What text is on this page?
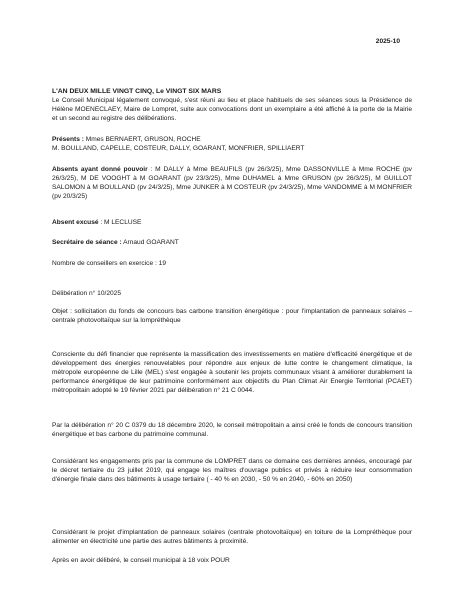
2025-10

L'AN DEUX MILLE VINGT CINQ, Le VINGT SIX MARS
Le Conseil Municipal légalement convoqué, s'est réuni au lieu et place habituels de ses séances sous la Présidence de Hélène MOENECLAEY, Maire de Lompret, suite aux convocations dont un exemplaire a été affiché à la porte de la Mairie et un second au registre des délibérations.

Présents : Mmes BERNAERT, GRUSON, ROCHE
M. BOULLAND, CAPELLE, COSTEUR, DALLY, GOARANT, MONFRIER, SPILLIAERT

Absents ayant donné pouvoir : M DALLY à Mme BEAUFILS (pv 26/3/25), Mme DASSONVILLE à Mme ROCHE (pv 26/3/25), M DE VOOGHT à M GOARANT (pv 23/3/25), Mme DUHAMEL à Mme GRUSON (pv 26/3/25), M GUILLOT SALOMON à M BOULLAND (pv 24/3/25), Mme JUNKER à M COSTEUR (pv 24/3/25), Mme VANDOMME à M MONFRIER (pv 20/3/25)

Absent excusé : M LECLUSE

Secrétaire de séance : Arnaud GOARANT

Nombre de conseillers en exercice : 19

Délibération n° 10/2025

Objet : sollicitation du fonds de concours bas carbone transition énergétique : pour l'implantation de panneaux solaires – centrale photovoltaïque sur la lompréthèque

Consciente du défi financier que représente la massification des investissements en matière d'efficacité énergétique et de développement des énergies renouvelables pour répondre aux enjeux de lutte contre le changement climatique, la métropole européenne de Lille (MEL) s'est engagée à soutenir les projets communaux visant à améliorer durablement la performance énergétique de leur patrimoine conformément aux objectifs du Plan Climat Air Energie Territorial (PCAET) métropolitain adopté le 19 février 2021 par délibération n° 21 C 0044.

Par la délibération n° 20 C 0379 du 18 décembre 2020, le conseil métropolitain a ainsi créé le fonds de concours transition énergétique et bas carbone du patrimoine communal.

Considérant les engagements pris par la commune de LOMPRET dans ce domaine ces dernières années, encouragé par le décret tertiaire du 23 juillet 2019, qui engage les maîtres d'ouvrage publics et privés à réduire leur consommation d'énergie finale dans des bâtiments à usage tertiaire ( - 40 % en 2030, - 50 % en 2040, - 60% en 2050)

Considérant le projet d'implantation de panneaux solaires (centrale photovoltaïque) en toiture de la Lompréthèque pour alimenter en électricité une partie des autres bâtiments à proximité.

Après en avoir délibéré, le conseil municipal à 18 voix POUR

————

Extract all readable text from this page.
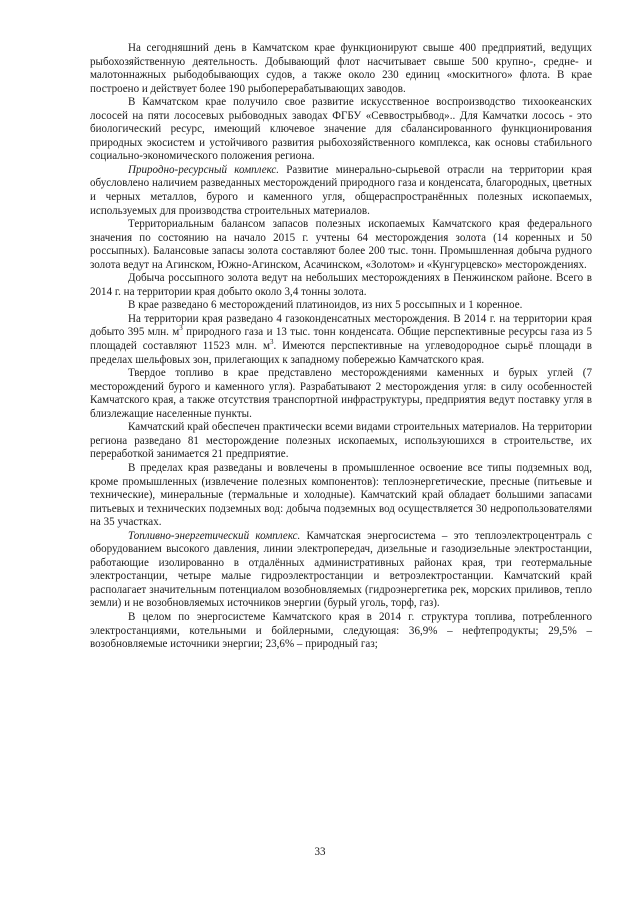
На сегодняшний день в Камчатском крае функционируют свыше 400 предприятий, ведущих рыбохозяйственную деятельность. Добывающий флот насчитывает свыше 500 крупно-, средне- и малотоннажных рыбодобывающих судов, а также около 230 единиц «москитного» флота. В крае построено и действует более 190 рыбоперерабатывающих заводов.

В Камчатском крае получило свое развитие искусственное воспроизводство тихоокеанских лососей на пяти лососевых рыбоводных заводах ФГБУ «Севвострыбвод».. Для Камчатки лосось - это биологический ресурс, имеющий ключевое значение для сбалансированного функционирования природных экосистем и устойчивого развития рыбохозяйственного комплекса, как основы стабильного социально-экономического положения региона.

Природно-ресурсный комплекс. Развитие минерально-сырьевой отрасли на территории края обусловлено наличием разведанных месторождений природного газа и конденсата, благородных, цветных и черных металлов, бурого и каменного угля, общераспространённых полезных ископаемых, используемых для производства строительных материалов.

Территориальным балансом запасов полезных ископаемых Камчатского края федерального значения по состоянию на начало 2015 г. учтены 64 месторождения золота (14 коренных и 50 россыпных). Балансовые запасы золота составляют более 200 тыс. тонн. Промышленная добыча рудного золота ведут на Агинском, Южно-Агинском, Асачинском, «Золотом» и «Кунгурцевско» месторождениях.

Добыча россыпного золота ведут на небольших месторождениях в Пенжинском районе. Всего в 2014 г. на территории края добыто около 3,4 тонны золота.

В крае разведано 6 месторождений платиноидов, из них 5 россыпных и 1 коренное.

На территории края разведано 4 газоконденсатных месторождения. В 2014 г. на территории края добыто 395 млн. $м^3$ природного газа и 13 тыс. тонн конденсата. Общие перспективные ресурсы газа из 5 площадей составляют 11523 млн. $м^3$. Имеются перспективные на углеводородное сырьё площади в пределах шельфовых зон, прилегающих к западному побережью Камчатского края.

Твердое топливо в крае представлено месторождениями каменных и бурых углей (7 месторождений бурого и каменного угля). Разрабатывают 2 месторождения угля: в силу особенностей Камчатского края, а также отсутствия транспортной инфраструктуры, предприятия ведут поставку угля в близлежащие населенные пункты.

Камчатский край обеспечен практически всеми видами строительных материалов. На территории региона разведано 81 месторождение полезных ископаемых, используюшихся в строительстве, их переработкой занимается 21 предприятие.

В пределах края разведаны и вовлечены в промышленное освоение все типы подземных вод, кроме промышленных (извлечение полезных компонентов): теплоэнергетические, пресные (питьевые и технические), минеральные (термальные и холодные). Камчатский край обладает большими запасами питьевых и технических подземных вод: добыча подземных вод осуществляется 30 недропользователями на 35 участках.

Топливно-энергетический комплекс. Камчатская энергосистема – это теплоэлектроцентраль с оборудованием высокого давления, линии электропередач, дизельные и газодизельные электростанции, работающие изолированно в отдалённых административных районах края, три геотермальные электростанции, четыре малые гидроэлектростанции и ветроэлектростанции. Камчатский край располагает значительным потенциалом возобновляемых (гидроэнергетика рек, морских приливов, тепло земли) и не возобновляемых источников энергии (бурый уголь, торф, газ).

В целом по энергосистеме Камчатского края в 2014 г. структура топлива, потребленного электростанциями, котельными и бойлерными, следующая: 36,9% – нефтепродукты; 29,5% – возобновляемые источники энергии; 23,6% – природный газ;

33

————

- _Work to do_
Look for lines containing the string "ROCHE" and copy them all.

- _Complete answer_
Présents : Mmes BERNAERT, GRUSON, ROCHE
Absents ayant donné pouvoir : M DALLY à Mme BEAUFILS (pv 26/3/25), Mme DASSONVILLE à Mme ROCHE (pv 26/3/25), M DE VOOGHT à M GOARANT (pv 23/3/25), Mme DUHAMEL à Mme GRUSON (pv 26/3/25), M GUILLOT SALOMON à M BOULLAND (pv 24/3/25), Mme JUNKER à M COSTEUR (pv 24/3/25), Mme VANDOMME à M MONFRIER (pv 20/3/25)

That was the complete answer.